** START Listed records **

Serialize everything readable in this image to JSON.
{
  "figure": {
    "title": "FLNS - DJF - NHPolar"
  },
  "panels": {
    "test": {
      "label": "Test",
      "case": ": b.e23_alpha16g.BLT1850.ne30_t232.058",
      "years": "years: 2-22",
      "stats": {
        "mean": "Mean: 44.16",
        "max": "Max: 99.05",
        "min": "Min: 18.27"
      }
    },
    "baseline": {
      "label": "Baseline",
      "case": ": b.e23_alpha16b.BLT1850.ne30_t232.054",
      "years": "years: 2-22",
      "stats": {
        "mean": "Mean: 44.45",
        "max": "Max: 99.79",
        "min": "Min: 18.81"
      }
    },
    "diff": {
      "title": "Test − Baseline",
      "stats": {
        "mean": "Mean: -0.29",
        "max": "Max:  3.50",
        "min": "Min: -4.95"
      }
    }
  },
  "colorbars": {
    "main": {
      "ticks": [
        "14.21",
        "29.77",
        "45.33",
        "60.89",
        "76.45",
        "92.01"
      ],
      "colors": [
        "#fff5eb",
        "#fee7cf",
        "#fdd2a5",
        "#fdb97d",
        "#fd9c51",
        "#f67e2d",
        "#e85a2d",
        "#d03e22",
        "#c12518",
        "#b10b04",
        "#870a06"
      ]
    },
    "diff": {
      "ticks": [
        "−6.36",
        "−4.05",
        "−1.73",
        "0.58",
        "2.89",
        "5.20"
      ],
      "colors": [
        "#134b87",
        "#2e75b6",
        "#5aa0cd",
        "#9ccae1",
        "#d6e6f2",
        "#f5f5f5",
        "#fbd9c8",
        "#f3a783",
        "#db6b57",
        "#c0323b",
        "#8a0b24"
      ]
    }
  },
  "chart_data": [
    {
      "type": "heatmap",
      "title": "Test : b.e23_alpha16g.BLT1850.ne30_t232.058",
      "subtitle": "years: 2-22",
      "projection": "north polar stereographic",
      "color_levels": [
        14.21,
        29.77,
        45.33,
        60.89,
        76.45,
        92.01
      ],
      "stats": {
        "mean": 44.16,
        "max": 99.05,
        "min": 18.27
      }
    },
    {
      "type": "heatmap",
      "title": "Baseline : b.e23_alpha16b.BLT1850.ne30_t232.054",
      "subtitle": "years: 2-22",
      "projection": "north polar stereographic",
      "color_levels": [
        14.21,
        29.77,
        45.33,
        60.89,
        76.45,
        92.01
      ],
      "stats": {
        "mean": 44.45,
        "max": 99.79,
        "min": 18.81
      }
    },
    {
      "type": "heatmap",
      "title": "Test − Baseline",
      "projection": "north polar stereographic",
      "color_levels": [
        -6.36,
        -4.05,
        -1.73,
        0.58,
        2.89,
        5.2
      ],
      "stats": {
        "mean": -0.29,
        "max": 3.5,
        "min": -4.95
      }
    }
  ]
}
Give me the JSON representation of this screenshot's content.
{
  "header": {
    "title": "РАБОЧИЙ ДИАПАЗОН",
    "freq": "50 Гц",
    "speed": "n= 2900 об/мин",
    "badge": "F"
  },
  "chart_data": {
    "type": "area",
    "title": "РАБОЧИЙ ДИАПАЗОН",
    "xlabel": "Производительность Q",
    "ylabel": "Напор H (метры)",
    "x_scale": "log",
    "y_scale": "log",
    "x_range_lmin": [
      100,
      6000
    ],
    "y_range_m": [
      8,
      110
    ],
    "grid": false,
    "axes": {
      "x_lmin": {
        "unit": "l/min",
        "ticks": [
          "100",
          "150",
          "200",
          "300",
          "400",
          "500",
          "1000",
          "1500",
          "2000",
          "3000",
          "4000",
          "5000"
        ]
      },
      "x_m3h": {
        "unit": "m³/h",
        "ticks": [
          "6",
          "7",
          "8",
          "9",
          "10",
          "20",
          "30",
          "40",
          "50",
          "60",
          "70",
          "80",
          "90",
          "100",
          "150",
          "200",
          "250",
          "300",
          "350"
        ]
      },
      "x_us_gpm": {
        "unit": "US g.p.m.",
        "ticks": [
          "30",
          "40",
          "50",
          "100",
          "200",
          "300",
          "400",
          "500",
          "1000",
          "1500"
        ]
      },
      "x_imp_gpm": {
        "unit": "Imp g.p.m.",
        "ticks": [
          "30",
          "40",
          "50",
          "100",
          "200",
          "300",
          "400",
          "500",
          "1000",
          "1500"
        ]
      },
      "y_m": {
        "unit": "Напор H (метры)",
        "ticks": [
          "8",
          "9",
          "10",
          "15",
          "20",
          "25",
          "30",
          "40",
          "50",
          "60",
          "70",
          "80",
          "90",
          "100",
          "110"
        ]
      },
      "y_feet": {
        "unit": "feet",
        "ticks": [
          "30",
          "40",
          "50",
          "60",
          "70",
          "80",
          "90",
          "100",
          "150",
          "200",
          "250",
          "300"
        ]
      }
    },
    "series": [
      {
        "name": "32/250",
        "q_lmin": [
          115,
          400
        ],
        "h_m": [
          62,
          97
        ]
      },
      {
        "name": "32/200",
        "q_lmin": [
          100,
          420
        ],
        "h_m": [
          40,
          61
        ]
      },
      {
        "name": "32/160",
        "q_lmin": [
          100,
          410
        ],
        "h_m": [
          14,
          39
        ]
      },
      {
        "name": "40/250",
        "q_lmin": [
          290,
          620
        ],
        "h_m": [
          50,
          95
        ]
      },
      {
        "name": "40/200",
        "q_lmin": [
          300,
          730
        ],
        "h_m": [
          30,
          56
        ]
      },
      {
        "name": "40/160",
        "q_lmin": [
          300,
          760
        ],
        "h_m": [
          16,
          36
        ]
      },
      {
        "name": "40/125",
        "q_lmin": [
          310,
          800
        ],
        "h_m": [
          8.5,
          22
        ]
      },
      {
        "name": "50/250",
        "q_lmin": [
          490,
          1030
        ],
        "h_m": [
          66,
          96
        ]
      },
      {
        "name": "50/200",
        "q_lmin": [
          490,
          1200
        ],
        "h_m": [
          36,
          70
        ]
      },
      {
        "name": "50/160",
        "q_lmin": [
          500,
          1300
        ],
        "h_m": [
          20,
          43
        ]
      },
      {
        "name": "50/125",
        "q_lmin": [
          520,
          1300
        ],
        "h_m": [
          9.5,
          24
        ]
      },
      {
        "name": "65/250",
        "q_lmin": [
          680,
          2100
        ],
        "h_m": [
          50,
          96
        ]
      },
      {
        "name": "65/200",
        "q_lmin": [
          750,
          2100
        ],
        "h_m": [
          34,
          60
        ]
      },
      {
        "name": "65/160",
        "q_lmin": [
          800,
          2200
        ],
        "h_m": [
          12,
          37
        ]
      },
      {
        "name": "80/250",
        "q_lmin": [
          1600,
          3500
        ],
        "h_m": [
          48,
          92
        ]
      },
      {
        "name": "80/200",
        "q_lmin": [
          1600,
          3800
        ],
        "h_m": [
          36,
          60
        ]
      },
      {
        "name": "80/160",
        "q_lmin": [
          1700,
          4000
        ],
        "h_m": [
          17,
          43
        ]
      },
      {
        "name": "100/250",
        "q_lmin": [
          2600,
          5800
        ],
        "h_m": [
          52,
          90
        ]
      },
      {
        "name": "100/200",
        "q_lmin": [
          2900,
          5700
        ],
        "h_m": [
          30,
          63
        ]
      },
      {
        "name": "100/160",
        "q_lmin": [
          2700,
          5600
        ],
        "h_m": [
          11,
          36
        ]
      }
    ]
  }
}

** END Listed records **

◆ **Problem to work on**
Your task is to transcribe the listing above in full, exactly as given.

◆ **Expected answer**
Serialize everything readable in this image to JSON.
{
  "figure": {
    "title": "FLNS - DJF - NHPolar"
  },
  "panels": {
    "test": {
      "label": "Test",
      "case": ": b.e23_alpha16g.BLT1850.ne30_t232.058",
      "years": "years: 2-22",
      "stats": {
        "mean": "Mean: 44.16",
        "max": "Max: 99.05",
        "min": "Min: 18.27"
      }
    },
    "baseline": {
      "label": "Baseline",
      "case": ": b.e23_alpha16b.BLT1850.ne30_t232.054",
      "years": "years: 2-22",
      "stats": {
        "mean": "Mean: 44.45",
        "max": "Max: 99.79",
        "min": "Min: 18.81"
      }
    },
    "diff": {
      "title": "Test − Baseline",
      "stats": {
        "mean": "Mean: -0.29",
        "max": "Max:  3.50",
        "min": "Min: -4.95"
      }
    }
  },
  "colorbars": {
    "main": {
      "ticks": [
        "14.21",
        "29.77",
        "45.33",
        "60.89",
        "76.45",
        "92.01"
      ],
      "colors": [
        "#fff5eb",
        "#fee7cf",
        "#fdd2a5",
        "#fdb97d",
        "#fd9c51",
        "#f67e2d",
        "#e85a2d",
        "#d03e22",
        "#c12518",
        "#b10b04",
        "#870a06"
      ]
    },
    "diff": {
      "ticks": [
        "−6.36",
        "−4.05",
        "−1.73",
        "0.58",
        "2.89",
        "5.20"
      ],
      "colors": [
        "#134b87",
        "#2e75b6",
        "#5aa0cd",
        "#9ccae1",
        "#d6e6f2",
        "#f5f5f5",
        "#fbd9c8",
        "#f3a783",
        "#db6b57",
        "#c0323b",
        "#8a0b24"
      ]
    }
  },
  "chart_data": [
    {
      "type": "heatmap",
      "title": "Test : b.e23_alpha16g.BLT1850.ne30_t232.058",
      "subtitle": "years: 2-22",
      "projection": "north polar stereographic",
      "color_levels": [
        14.21,
        29.77,
        45.33,
        60.89,
        76.45,
        92.01
      ],
      "stats": {
        "mean": 44.16,
        "max": 99.05,
        "min": 18.27
      }
    },
    {
      "type": "heatmap",
      "title": "Baseline : b.e23_alpha16b.BLT1850.ne30_t232.054",
      "subtitle": "years: 2-22",
      "projection": "north polar stereographic",
      "color_levels": [
        14.21,
        29.77,
        45.33,
        60.89,
        76.45,
        92.01
      ],
      "stats": {
        "mean": 44.45,
        "max": 99.79,
        "min": 18.81
      }
    },
    {
      "type": "heatmap",
      "title": "Test − Baseline",
      "projection": "north polar stereographic",
      "color_levels": [
        -6.36,
        -4.05,
        -1.73,
        0.58,
        2.89,
        5.2
      ],
      "stats": {
        "mean": -0.29,
        "max": 3.5,
        "min": -4.95
      }
    }
  ]
}
Give me the JSON representation of this screenshot's content.
{
  "header": {
    "title": "РАБОЧИЙ ДИАПАЗОН",
    "freq": "50 Гц",
    "speed": "n= 2900 об/мин",
    "badge": "F"
  },
  "chart_data": {
    "type": "area",
    "title": "РАБОЧИЙ ДИАПАЗОН",
    "xlabel": "Производительность Q",
    "ylabel": "Напор H (метры)",
    "x_scale": "log",
    "y_scale": "log",
    "x_range_lmin": [
      100,
      6000
    ],
    "y_range_m": [
      8,
      110
    ],
    "grid": false,
    "axes": {
      "x_lmin": {
        "unit": "l/min",
        "ticks": [
          "100",
          "150",
          "200",
          "300",
          "400",
          "500",
          "1000",
          "1500",
          "2000",
          "3000",
          "4000",
          "5000"
        ]
      },
      "x_m3h": {
        "unit": "m³/h",
        "ticks": [
          "6",
          "7",
          "8",
          "9",
          "10",
          "20",
          "30",
          "40",
          "50",
          "60",
          "70",
          "80",
          "90",
          "100",
          "150",
          "200",
          "250",
          "300",
          "350"
        ]
      },
      "x_us_gpm": {
        "unit": "US g.p.m.",
        "ticks": [
          "30",
          "40",
          "50",
          "100",
          "200",
          "300",
          "400",
          "500",
          "1000",
          "1500"
        ]
      },
      "x_imp_gpm": {
        "unit": "Imp g.p.m.",
        "ticks": [
          "30",
          "40",
          "50",
          "100",
          "200",
          "300",
          "400",
          "500",
          "1000",
          "1500"
        ]
      },
      "y_m": {
        "unit": "Напор H (метры)",
        "ticks": [
          "8",
          "9",
          "10",
          "15",
          "20",
          "25",
          "30",
          "40",
          "50",
          "60",
          "70",
          "80",
          "90",
          "100",
          "110"
        ]
      },
      "y_feet": {
        "unit": "feet",
        "ticks": [
          "30",
          "40",
          "50",
          "60",
          "70",
          "80",
          "90",
          "100",
          "150",
          "200",
          "250",
          "300"
        ]
      }
    },
    "series": [
      {
        "name": "32/250",
        "q_lmin": [
          115,
          400
        ],
        "h_m": [
          62,
          97
        ]
      },
      {
        "name": "32/200",
        "q_lmin": [
          100,
          420
        ],
        "h_m": [
          40,
          61
        ]
      },
      {
        "name": "32/160",
        "q_lmin": [
          100,
          410
        ],
        "h_m": [
          14,
          39
        ]
      },
      {
        "name": "40/250",
        "q_lmin": [
          290,
          620
        ],
        "h_m": [
          50,
          95
        ]
      },
      {
        "name": "40/200",
        "q_lmin": [
          300,
          730
        ],
        "h_m": [
          30,
          56
        ]
      },
      {
        "name": "40/160",
        "q_lmin": [
          300,
          760
        ],
        "h_m": [
          16,
          36
        ]
      },
      {
        "name": "40/125",
        "q_lmin": [
          310,
          800
        ],
        "h_m": [
          8.5,
          22
        ]
      },
      {
        "name": "50/250",
        "q_lmin": [
          490,
          1030
        ],
        "h_m": [
          66,
          96
        ]
      },
      {
        "name": "50/200",
        "q_lmin": [
          490,
          1200
        ],
        "h_m": [
          36,
          70
        ]
      },
      {
        "name": "50/160",
        "q_lmin": [
          500,
          1300
        ],
        "h_m": [
          20,
          43
        ]
      },
      {
        "name": "50/125",
        "q_lmin": [
          520,
          1300
        ],
        "h_m": [
          9.5,
          24
        ]
      },
      {
        "name": "65/250",
        "q_lmin": [
          680,
          2100
        ],
        "h_m": [
          50,
          96
        ]
      },
      {
        "name": "65/200",
        "q_lmin": [
          750,
          2100
        ],
        "h_m": [
          34,
          60
        ]
      },
      {
        "name": "65/160",
        "q_lmin": [
          800,
          2200
        ],
        "h_m": [
          12,
          37
        ]
      },
      {
        "name": "80/250",
        "q_lmin": [
          1600,
          3500
        ],
        "h_m": [
          48,
          92
        ]
      },
      {
        "name": "80/200",
        "q_lmin": [
          1600,
          3800
        ],
        "h_m": [
          36,
          60
        ]
      },
      {
        "name": "80/160",
        "q_lmin": [
          1700,
          4000
        ],
        "h_m": [
          17,
          43
        ]
      },
      {
        "name": "100/250",
        "q_lmin": [
          2600,
          5800
        ],
        "h_m": [
          52,
          90
        ]
      },
      {
        "name": "100/200",
        "q_lmin": [
          2900,
          5700
        ],
        "h_m": [
          30,
          63
        ]
      },
      {
        "name": "100/160",
        "q_lmin": [
          2700,
          5600
        ],
        "h_m": [
          11,
          36
        ]
      }
    ]
  }
}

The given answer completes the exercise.